● Problem
From the listing below, extract every line in which the word "Studie" appears.

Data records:
>> BEGIN

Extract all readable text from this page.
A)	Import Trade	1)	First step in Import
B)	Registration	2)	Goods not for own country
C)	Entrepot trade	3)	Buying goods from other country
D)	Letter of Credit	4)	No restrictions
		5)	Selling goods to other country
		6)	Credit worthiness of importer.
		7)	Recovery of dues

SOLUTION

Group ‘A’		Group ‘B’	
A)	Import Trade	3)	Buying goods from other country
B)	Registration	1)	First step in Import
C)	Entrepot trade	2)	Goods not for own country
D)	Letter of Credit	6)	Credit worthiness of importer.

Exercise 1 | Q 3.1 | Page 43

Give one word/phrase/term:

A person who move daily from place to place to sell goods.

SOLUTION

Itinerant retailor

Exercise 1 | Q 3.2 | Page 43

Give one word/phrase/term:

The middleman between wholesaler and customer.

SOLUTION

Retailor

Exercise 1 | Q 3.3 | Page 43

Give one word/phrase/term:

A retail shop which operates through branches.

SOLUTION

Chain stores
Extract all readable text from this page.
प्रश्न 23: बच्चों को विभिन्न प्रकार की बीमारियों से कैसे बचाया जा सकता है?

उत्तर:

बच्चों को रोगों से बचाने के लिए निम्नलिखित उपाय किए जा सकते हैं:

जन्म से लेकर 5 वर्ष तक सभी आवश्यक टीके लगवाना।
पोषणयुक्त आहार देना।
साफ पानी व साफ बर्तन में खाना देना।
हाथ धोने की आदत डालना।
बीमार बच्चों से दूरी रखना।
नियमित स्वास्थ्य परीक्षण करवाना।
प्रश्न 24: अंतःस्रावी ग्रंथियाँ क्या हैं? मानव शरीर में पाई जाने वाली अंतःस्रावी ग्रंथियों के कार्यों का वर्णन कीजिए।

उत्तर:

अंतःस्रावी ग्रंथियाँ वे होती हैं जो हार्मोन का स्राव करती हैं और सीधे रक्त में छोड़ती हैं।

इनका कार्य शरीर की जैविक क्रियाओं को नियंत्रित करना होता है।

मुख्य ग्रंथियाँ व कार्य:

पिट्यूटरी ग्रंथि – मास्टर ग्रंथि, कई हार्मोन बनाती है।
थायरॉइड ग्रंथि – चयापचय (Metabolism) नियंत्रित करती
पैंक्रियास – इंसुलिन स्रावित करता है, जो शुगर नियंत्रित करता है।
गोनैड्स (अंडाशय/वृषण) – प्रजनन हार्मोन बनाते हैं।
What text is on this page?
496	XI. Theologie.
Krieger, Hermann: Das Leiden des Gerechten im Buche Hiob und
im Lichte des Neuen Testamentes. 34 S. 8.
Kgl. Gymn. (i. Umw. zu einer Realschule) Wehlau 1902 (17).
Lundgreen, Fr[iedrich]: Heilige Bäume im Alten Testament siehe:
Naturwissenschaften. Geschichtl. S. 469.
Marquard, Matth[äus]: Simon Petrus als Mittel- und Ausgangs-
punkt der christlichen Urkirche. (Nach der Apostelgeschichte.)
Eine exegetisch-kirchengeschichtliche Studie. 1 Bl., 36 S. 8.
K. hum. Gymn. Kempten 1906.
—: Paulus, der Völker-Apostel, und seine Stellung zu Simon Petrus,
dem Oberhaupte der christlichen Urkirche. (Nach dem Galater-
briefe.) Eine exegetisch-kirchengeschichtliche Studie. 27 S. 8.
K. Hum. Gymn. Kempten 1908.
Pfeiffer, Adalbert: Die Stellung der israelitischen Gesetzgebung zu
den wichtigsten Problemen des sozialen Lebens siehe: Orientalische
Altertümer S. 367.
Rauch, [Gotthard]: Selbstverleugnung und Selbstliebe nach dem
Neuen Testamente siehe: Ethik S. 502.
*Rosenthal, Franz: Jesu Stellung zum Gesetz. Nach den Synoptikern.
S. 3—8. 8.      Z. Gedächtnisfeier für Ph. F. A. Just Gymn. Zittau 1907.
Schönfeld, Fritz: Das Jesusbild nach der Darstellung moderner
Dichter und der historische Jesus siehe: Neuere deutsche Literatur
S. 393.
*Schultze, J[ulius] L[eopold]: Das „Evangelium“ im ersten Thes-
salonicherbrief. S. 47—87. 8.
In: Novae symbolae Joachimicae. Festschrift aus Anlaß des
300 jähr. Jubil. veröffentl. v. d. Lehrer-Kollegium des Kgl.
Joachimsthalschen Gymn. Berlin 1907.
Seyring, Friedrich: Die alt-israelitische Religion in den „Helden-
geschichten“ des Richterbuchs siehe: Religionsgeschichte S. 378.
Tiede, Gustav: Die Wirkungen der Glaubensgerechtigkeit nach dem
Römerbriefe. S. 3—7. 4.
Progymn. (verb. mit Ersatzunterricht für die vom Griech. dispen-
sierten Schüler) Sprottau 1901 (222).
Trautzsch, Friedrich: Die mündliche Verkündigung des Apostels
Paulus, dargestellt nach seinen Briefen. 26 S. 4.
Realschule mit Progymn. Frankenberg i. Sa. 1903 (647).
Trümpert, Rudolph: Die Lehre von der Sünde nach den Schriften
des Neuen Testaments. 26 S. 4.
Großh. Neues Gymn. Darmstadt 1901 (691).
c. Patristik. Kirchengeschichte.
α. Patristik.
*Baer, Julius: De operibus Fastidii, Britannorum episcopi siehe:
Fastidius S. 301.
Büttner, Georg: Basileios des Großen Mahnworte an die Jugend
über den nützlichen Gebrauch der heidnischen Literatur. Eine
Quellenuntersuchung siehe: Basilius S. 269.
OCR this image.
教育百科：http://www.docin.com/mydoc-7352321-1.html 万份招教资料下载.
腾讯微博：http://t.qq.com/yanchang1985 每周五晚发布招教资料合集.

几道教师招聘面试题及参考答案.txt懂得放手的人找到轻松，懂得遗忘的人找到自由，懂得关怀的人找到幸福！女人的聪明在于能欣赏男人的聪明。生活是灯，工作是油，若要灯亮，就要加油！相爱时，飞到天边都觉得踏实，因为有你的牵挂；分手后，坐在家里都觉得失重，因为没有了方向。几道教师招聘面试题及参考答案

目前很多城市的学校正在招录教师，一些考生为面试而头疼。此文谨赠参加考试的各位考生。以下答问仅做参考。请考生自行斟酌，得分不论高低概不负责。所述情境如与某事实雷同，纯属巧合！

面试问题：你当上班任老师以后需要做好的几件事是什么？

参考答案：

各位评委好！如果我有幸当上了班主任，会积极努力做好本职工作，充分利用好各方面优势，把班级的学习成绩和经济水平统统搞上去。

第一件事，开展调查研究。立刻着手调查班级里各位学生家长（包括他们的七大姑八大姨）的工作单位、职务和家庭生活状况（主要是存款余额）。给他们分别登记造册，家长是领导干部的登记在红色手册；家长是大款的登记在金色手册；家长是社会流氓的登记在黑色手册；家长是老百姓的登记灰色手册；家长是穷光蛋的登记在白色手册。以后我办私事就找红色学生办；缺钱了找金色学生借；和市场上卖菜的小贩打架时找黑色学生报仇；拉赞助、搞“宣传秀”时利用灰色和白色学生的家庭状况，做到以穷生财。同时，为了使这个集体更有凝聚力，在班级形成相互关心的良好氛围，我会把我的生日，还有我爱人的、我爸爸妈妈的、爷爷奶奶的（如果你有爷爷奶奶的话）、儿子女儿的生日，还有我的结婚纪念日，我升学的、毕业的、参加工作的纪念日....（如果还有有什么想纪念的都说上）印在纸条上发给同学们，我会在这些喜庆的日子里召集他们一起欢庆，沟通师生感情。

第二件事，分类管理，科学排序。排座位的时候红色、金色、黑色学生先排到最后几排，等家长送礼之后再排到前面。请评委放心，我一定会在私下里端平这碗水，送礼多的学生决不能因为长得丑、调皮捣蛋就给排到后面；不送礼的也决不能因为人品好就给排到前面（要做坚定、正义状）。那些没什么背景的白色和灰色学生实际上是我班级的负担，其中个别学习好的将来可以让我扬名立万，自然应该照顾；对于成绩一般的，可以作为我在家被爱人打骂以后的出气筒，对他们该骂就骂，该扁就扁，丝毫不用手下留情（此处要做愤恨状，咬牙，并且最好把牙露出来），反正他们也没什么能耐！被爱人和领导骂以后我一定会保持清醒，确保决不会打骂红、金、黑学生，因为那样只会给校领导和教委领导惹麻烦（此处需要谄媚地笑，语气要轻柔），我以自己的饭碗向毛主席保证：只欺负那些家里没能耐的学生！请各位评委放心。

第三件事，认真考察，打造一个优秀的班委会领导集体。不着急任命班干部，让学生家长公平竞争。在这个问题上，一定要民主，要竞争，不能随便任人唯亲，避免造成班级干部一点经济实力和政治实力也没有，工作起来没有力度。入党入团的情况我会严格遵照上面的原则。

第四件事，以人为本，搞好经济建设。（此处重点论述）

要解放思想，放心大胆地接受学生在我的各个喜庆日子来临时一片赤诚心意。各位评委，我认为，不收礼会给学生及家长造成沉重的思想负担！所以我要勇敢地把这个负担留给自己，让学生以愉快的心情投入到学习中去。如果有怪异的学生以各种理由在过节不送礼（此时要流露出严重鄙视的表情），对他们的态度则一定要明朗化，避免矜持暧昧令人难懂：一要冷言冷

>> END

● Task result
Eine exegetisch-kirchengeschichtliche Studie. 1 Bl., 36 S. 8.
briefe.) Eine exegetisch-kirchengeschichtliche Studie. 27 S. 8.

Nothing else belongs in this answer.